# start of Recorded information

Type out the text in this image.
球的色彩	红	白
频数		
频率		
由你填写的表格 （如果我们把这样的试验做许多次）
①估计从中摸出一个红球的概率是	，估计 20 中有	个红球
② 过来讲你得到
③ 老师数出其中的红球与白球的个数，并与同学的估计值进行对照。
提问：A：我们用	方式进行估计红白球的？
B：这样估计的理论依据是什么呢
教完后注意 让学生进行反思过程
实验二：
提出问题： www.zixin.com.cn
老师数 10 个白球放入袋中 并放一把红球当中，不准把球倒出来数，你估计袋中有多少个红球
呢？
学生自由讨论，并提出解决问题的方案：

# end of Recorded information

### Aim of the task:
Copy out the full set of records precisely, leaving nothing out.

### Result of the task:
Type out the text in this image.
球的色彩	红	白
频数		
频率		
由你填写的表格 （如果我们把这样的试验做许多次）
①估计从中摸出一个红球的概率是	，估计 20 中有	个红球
② 过来讲你得到
③ 老师数出其中的红球与白球的个数，并与同学的估计值进行对照。
提问：A：我们用	方式进行估计红白球的？
B：这样估计的理论依据是什么呢
教完后注意 让学生进行反思过程
实验二：
提出问题： www.zixin.com.cn
老师数 10 个白球放入袋中 并放一把红球当中，不准把球倒出来数，你估计袋中有多少个红球
呢？
学生自由讨论，并提出解决问题的方案：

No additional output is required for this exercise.